** Begin **
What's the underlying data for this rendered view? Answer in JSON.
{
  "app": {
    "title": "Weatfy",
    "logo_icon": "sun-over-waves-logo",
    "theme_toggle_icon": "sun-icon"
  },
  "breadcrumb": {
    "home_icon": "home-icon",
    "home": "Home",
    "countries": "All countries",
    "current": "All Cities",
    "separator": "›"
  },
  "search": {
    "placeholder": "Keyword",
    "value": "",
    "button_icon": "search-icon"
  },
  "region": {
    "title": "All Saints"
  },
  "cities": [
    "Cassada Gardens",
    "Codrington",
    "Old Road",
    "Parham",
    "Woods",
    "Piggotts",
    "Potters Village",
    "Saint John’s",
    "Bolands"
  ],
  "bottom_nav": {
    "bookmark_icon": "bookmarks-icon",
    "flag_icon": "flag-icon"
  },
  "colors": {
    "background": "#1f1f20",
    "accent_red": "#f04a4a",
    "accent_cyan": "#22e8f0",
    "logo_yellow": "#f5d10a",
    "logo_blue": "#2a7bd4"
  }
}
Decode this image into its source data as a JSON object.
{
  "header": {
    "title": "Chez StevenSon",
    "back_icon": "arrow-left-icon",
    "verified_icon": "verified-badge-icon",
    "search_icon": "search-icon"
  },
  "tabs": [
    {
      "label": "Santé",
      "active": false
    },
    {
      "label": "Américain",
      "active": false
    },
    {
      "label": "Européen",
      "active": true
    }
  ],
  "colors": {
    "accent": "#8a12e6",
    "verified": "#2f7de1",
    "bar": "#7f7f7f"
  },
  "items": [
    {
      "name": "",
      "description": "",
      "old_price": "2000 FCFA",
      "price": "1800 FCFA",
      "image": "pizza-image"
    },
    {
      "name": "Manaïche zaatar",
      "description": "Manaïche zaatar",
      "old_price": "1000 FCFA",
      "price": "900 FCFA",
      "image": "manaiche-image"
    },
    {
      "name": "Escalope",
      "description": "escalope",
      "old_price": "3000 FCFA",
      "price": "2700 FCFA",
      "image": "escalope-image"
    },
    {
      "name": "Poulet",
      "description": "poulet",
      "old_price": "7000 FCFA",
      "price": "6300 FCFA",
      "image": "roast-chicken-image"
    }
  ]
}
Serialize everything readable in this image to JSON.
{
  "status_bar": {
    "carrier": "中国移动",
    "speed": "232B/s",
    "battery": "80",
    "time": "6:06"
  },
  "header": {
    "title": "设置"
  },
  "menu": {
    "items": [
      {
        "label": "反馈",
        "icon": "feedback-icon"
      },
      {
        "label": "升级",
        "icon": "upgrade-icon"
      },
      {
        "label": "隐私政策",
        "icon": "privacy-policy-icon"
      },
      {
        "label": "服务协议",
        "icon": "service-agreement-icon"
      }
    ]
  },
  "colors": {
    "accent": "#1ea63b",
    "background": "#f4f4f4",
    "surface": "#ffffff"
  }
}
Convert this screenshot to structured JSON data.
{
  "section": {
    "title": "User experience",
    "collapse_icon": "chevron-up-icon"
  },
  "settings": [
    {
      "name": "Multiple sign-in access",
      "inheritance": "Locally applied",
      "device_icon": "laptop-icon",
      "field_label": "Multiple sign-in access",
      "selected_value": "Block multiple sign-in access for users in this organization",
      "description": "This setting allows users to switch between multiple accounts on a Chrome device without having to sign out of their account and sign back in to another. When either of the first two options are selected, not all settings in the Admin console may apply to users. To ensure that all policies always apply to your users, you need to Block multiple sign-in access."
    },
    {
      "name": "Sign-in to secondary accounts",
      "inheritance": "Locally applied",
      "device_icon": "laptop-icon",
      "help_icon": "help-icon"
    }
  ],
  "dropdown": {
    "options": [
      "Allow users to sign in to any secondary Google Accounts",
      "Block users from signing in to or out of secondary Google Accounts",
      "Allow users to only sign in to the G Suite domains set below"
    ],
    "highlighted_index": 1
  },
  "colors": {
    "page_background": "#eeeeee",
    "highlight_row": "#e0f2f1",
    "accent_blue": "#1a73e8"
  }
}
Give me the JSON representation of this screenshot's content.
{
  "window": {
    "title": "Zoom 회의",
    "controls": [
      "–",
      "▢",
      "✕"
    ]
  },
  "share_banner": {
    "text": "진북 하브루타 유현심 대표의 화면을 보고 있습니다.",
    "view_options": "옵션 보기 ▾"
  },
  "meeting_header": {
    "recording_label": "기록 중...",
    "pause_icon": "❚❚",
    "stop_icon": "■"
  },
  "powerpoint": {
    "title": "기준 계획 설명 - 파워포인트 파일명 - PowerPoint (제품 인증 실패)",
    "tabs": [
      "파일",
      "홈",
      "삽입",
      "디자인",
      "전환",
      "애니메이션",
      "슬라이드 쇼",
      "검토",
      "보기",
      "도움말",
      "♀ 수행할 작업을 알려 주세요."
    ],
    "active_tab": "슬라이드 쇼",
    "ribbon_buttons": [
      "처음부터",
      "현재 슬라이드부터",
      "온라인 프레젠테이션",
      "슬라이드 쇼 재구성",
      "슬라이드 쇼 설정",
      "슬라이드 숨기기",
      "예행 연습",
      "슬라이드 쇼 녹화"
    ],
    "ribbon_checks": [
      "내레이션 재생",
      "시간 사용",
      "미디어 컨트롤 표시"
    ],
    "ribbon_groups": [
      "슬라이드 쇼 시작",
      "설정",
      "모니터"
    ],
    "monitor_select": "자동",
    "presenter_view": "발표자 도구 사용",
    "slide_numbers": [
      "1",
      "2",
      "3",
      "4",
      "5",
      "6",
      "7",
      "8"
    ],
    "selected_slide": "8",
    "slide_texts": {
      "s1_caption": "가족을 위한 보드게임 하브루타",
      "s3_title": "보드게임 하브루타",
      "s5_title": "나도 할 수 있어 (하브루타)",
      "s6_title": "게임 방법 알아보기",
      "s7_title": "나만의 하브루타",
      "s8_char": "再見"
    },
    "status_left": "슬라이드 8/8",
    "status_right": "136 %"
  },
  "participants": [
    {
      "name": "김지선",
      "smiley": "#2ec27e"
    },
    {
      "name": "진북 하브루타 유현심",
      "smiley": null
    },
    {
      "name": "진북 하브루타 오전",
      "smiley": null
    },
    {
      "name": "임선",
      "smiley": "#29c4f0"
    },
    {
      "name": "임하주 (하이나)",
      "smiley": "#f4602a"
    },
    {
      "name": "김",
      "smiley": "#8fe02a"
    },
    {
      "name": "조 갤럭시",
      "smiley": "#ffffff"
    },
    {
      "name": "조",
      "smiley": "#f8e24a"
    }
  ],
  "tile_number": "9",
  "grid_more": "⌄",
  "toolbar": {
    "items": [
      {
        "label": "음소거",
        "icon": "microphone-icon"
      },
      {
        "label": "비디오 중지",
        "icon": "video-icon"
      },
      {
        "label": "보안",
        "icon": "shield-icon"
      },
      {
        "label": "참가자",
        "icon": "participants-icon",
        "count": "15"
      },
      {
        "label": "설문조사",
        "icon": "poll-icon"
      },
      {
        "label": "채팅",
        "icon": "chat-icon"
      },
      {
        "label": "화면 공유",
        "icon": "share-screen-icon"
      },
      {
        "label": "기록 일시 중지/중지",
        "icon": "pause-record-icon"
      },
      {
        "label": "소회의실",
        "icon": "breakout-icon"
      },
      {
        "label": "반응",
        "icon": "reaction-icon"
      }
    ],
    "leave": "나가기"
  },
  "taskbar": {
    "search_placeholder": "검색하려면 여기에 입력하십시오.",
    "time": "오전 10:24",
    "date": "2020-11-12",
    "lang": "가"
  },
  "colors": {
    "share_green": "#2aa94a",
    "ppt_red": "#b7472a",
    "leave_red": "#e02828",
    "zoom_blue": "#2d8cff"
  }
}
** End **
• [WHAT TO DO] Retype the entries exactly, including every line.

• [TASK SOLUTION]
What's the underlying data for this rendered view? Answer in JSON.
{
  "app": {
    "title": "Weatfy",
    "logo_icon": "sun-over-waves-logo",
    "theme_toggle_icon": "sun-icon"
  },
  "breadcrumb": {
    "home_icon": "home-icon",
    "home": "Home",
    "countries": "All countries",
    "current": "All Cities",
    "separator": "›"
  },
  "search": {
    "placeholder": "Keyword",
    "value": "",
    "button_icon": "search-icon"
  },
  "region": {
    "title": "All Saints"
  },
  "cities": [
    "Cassada Gardens",
    "Codrington",
    "Old Road",
    "Parham",
    "Woods",
    "Piggotts",
    "Potters Village",
    "Saint John’s",
    "Bolands"
  ],
  "bottom_nav": {
    "bookmark_icon": "bookmarks-icon",
    "flag_icon": "flag-icon"
  },
  "colors": {
    "background": "#1f1f20",
    "accent_red": "#f04a4a",
    "accent_cyan": "#22e8f0",
    "logo_yellow": "#f5d10a",
    "logo_blue": "#2a7bd4"
  }
}
Decode this image into its source data as a JSON object.
{
  "header": {
    "title": "Chez StevenSon",
    "back_icon": "arrow-left-icon",
    "verified_icon": "verified-badge-icon",
    "search_icon": "search-icon"
  },
  "tabs": [
    {
      "label": "Santé",
      "active": false
    },
    {
      "label": "Américain",
      "active": false
    },
    {
      "label": "Européen",
      "active": true
    }
  ],
  "colors": {
    "accent": "#8a12e6",
    "verified": "#2f7de1",
    "bar": "#7f7f7f"
  },
  "items": [
    {
      "name": "",
      "description": "",
      "old_price": "2000 FCFA",
      "price": "1800 FCFA",
      "image": "pizza-image"
    },
    {
      "name": "Manaïche zaatar",
      "description": "Manaïche zaatar",
      "old_price": "1000 FCFA",
      "price": "900 FCFA",
      "image": "manaiche-image"
    },
    {
      "name": "Escalope",
      "description": "escalope",
      "old_price": "3000 FCFA",
      "price": "2700 FCFA",
      "image": "escalope-image"
    },
    {
      "name": "Poulet",
      "description": "poulet",
      "old_price": "7000 FCFA",
      "price": "6300 FCFA",
      "image": "roast-chicken-image"
    }
  ]
}
Serialize everything readable in this image to JSON.
{
  "status_bar": {
    "carrier": "中国移动",
    "speed": "232B/s",
    "battery": "80",
    "time": "6:06"
  },
  "header": {
    "title": "设置"
  },
  "menu": {
    "items": [
      {
        "label": "反馈",
        "icon": "feedback-icon"
      },
      {
        "label": "升级",
        "icon": "upgrade-icon"
      },
      {
        "label": "隐私政策",
        "icon": "privacy-policy-icon"
      },
      {
        "label": "服务协议",
        "icon": "service-agreement-icon"
      }
    ]
  },
  "colors": {
    "accent": "#1ea63b",
    "background": "#f4f4f4",
    "surface": "#ffffff"
  }
}
Convert this screenshot to structured JSON data.
{
  "section": {
    "title": "User experience",
    "collapse_icon": "chevron-up-icon"
  },
  "settings": [
    {
      "name": "Multiple sign-in access",
      "inheritance": "Locally applied",
      "device_icon": "laptop-icon",
      "field_label": "Multiple sign-in access",
      "selected_value": "Block multiple sign-in access for users in this organization",
      "description": "This setting allows users to switch between multiple accounts on a Chrome device without having to sign out of their account and sign back in to another. When either of the first two options are selected, not all settings in the Admin console may apply to users. To ensure that all policies always apply to your users, you need to Block multiple sign-in access."
    },
    {
      "name": "Sign-in to secondary accounts",
      "inheritance": "Locally applied",
      "device_icon": "laptop-icon",
      "help_icon": "help-icon"
    }
  ],
  "dropdown": {
    "options": [
      "Allow users to sign in to any secondary Google Accounts",
      "Block users from signing in to or out of secondary Google Accounts",
      "Allow users to only sign in to the G Suite domains set below"
    ],
    "highlighted_index": 1
  },
  "colors": {
    "page_background": "#eeeeee",
    "highlight_row": "#e0f2f1",
    "accent_blue": "#1a73e8"
  }
}
Give me the JSON representation of this screenshot's content.
{
  "window": {
    "title": "Zoom 회의",
    "controls": [
      "–",
      "▢",
      "✕"
    ]
  },
  "share_banner": {
    "text": "진북 하브루타 유현심 대표의 화면을 보고 있습니다.",
    "view_options": "옵션 보기 ▾"
  },
  "meeting_header": {
    "recording_label": "기록 중...",
    "pause_icon": "❚❚",
    "stop_icon": "■"
  },
  "powerpoint": {
    "title": "기준 계획 설명 - 파워포인트 파일명 - PowerPoint (제품 인증 실패)",
    "tabs": [
      "파일",
      "홈",
      "삽입",
      "디자인",
      "전환",
      "애니메이션",
      "슬라이드 쇼",
      "검토",
      "보기",
      "도움말",
      "♀ 수행할 작업을 알려 주세요."
    ],
    "active_tab": "슬라이드 쇼",
    "ribbon_buttons": [
      "처음부터",
      "현재 슬라이드부터",
      "온라인 프레젠테이션",
      "슬라이드 쇼 재구성",
      "슬라이드 쇼 설정",
      "슬라이드 숨기기",
      "예행 연습",
      "슬라이드 쇼 녹화"
    ],
    "ribbon_checks": [
      "내레이션 재생",
      "시간 사용",
      "미디어 컨트롤 표시"
    ],
    "ribbon_groups": [
      "슬라이드 쇼 시작",
      "설정",
      "모니터"
    ],
    "monitor_select": "자동",
    "presenter_view": "발표자 도구 사용",
    "slide_numbers": [
      "1",
      "2",
      "3",
      "4",
      "5",
      "6",
      "7",
      "8"
    ],
    "selected_slide": "8",
    "slide_texts": {
      "s1_caption": "가족을 위한 보드게임 하브루타",
      "s3_title": "보드게임 하브루타",
      "s5_title": "나도 할 수 있어 (하브루타)",
      "s6_title": "게임 방법 알아보기",
      "s7_title": "나만의 하브루타",
      "s8_char": "再見"
    },
    "status_left": "슬라이드 8/8",
    "status_right": "136 %"
  },
  "participants": [
    {
      "name": "김지선",
      "smiley": "#2ec27e"
    },
    {
      "name": "진북 하브루타 유현심",
      "smiley": null
    },
    {
      "name": "진북 하브루타 오전",
      "smiley": null
    },
    {
      "name": "임선",
      "smiley": "#29c4f0"
    },
    {
      "name": "임하주 (하이나)",
      "smiley": "#f4602a"
    },
    {
      "name": "김",
      "smiley": "#8fe02a"
    },
    {
      "name": "조 갤럭시",
      "smiley": "#ffffff"
    },
    {
      "name": "조",
      "smiley": "#f8e24a"
    }
  ],
  "tile_number": "9",
  "grid_more": "⌄",
  "toolbar": {
    "items": [
      {
        "label": "음소거",
        "icon": "microphone-icon"
      },
      {
        "label": "비디오 중지",
        "icon": "video-icon"
      },
      {
        "label": "보안",
        "icon": "shield-icon"
      },
      {
        "label": "참가자",
        "icon": "participants-icon",
        "count": "15"
      },
      {
        "label": "설문조사",
        "icon": "poll-icon"
      },
      {
        "label": "채팅",
        "icon": "chat-icon"
      },
      {
        "label": "화면 공유",
        "icon": "share-screen-icon"
      },
      {
        "label": "기록 일시 중지/중지",
        "icon": "pause-record-icon"
      },
      {
        "label": "소회의실",
        "icon": "breakout-icon"
      },
      {
        "label": "반응",
        "icon": "reaction-icon"
      }
    ],
    "leave": "나가기"
  },
  "taskbar": {
    "search_placeholder": "검색하려면 여기에 입력하십시오.",
    "time": "오전 10:24",
    "date": "2020-11-12",
    "lang": "가"
  },
  "colors": {
    "share_green": "#2aa94a",
    "ppt_red": "#b7472a",
    "leave_red": "#e02828",
    "zoom_blue": "#2d8cff"
  }
}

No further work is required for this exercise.